| GIVEN EXERCISE |
Lines that include the word "ylabel" are the ones to copy.

| DATASET RECORDS |
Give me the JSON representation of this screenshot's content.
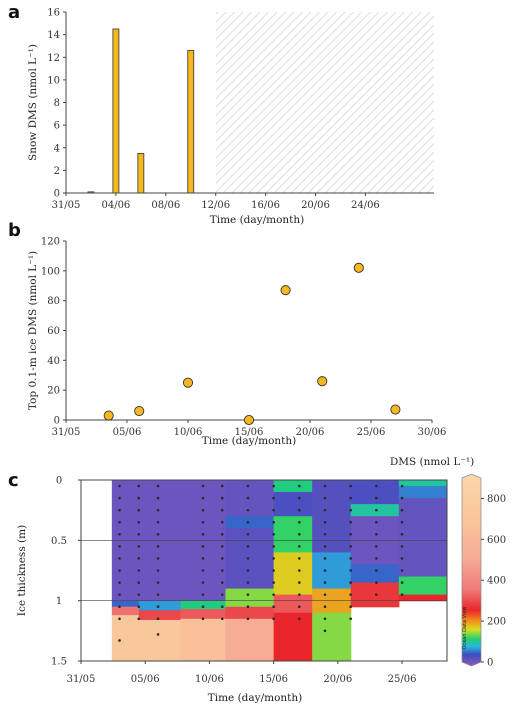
{
  "figure": {
    "panels": [
      "a",
      "b",
      "c"
    ]
  },
  "chart_data": [
    {
      "panel": "a",
      "type": "bar",
      "x_unit": "day",
      "x_ticks": [
        "31/05",
        "04/06",
        "08/06",
        "12/06",
        "16/06",
        "20/06",
        "24/06"
      ],
      "x_tick_days": [
        0,
        4,
        8,
        12,
        16,
        20,
        24
      ],
      "xlim": [
        0,
        29.5
      ],
      "x": [
        2,
        4,
        6,
        10
      ],
      "values": [
        0.1,
        14.5,
        3.5,
        12.6
      ],
      "bar_color": "#f5b820",
      "ylim": [
        0,
        16
      ],
      "y_ticks": [
        0,
        2,
        4,
        6,
        8,
        10,
        12,
        14,
        16
      ],
      "ylabel": "Snow DMS (nmol L⁻¹)",
      "xlabel": "Time (day/month)",
      "hatched_region": [
        12,
        29.5
      ],
      "grid": false
    },
    {
      "panel": "b",
      "type": "scatter",
      "x_unit": "day",
      "x_ticks": [
        "31/05",
        "05/06",
        "10/06",
        "15/06",
        "20/06",
        "25/06",
        "30/06"
      ],
      "x_tick_days": [
        0,
        5,
        10,
        15,
        20,
        25,
        30
      ],
      "xlim": [
        0,
        30
      ],
      "x": [
        3.5,
        6,
        10,
        15,
        18,
        21,
        24,
        27
      ],
      "y": [
        3,
        6,
        25,
        0,
        87,
        26,
        102,
        7
      ],
      "marker_color": "#f5b820",
      "ylim": [
        0,
        120
      ],
      "y_ticks": [
        0,
        20,
        40,
        60,
        80,
        100,
        120
      ],
      "y_tick_labels": [
        "0",
        "20",
        "40",
        "60",
        "80",
        "100",
        "120"
      ],
      "ylabel": "Top 0.1-m ice DMS (nmol L⁻¹)",
      "xlabel": "Time (day/month)",
      "grid": false
    },
    {
      "panel": "c",
      "type": "heatmap",
      "x_unit": "day",
      "x_ticks": [
        "31/05",
        "05/06",
        "10/06",
        "15/06",
        "20/06",
        "25/06"
      ],
      "x_tick_days": [
        0,
        5,
        10,
        15,
        20,
        25
      ],
      "xlim": [
        0,
        28.5
      ],
      "ylim": [
        1.5,
        0
      ],
      "y_ticks": [
        0,
        0.5,
        1,
        1.5
      ],
      "y_tick_labels": [
        "0",
        "0.5",
        "1",
        "1.5"
      ],
      "ylabel": "Ice thickness (m)",
      "xlabel": "Time (day/month)",
      "colorbar_title": "DMS (nmol L⁻¹)",
      "colorbar_ticks": [
        0,
        200,
        400,
        600,
        800
      ],
      "colorbar_max": 900,
      "colorbar_watermark": "Ocean Data View",
      "sampling_days": [
        3,
        4.5,
        6,
        9.5,
        11,
        13,
        15,
        17,
        19,
        21,
        23,
        25
      ],
      "sampling_depths": [
        0.05,
        0.15,
        0.25,
        0.35,
        0.45,
        0.55,
        0.65,
        0.75,
        0.85,
        0.95,
        1.05,
        1.15
      ],
      "extra_bottom_samples": [
        [
          3,
          1.33
        ],
        [
          6,
          1.28
        ],
        [
          19,
          1.25
        ]
      ],
      "hlines_m": [
        0.5,
        1.0
      ],
      "concentration_field": [
        {
          "day": 3,
          "bands": [
            [
              0,
              1.0,
              20
            ],
            [
              1.0,
              1.05,
              60
            ],
            [
              1.05,
              1.12,
              350
            ],
            [
              1.12,
              1.5,
              700
            ]
          ]
        },
        {
          "day": 6,
          "bands": [
            [
              0,
              1.0,
              20
            ],
            [
              1.0,
              1.08,
              80
            ],
            [
              1.08,
              1.16,
              300
            ],
            [
              1.16,
              1.5,
              700
            ]
          ]
        },
        {
          "day": 9.5,
          "bands": [
            [
              0,
              1.0,
              20
            ],
            [
              1.0,
              1.07,
              120
            ],
            [
              1.07,
              1.15,
              320
            ],
            [
              1.15,
              1.5,
              650
            ]
          ]
        },
        {
          "day": 13,
          "bands": [
            [
              0,
              0.3,
              25
            ],
            [
              0.3,
              0.4,
              60
            ],
            [
              0.4,
              0.9,
              30
            ],
            [
              0.9,
              1.05,
              150
            ],
            [
              1.05,
              1.15,
              300
            ],
            [
              1.15,
              1.5,
              520
            ]
          ]
        },
        {
          "day": 17,
          "bands": [
            [
              0,
              0.1,
              120
            ],
            [
              0.1,
              0.3,
              40
            ],
            [
              0.3,
              0.6,
              130
            ],
            [
              0.6,
              0.95,
              180
            ],
            [
              0.95,
              1.1,
              320
            ],
            [
              1.1,
              1.5,
              260
            ]
          ]
        },
        {
          "day": 19,
          "bands": [
            [
              0,
              0.6,
              35
            ],
            [
              0.6,
              0.9,
              80
            ],
            [
              0.9,
              1.1,
              200
            ],
            [
              1.1,
              1.5,
              150
            ]
          ]
        },
        {
          "day": 23,
          "bands": [
            [
              0,
              0.2,
              40
            ],
            [
              0.2,
              0.3,
              110
            ],
            [
              0.3,
              0.7,
              20
            ],
            [
              0.7,
              0.85,
              60
            ],
            [
              0.85,
              1.05,
              280
            ]
          ]
        },
        {
          "day": 26.5,
          "bands": [
            [
              0,
              0.05,
              110
            ],
            [
              0.05,
              0.15,
              70
            ],
            [
              0.15,
              0.8,
              25
            ],
            [
              0.8,
              0.95,
              130
            ],
            [
              0.95,
              1.0,
              260
            ]
          ]
        }
      ]
    }
  ]
}
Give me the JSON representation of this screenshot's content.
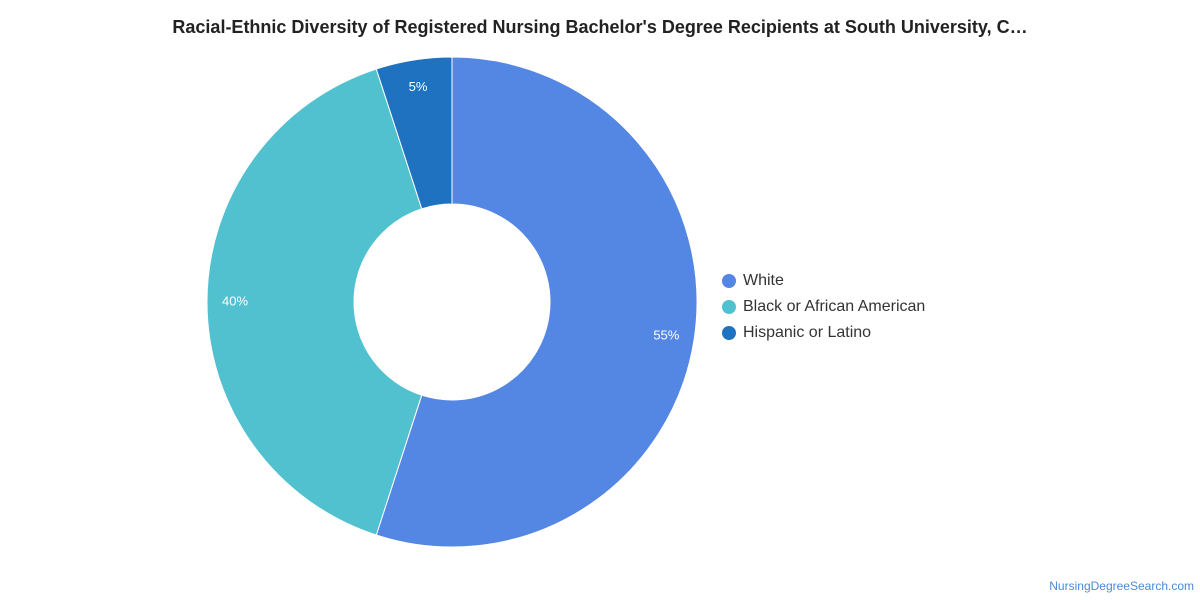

| RESULT OF THIS TASK |
      "ylabel": "Snow DMS (nmol L⁻¹)",
      "ylabel": "Top 0.1-m ice DMS (nmol L⁻¹)",
      "ylabel": "Ice thickness (m)",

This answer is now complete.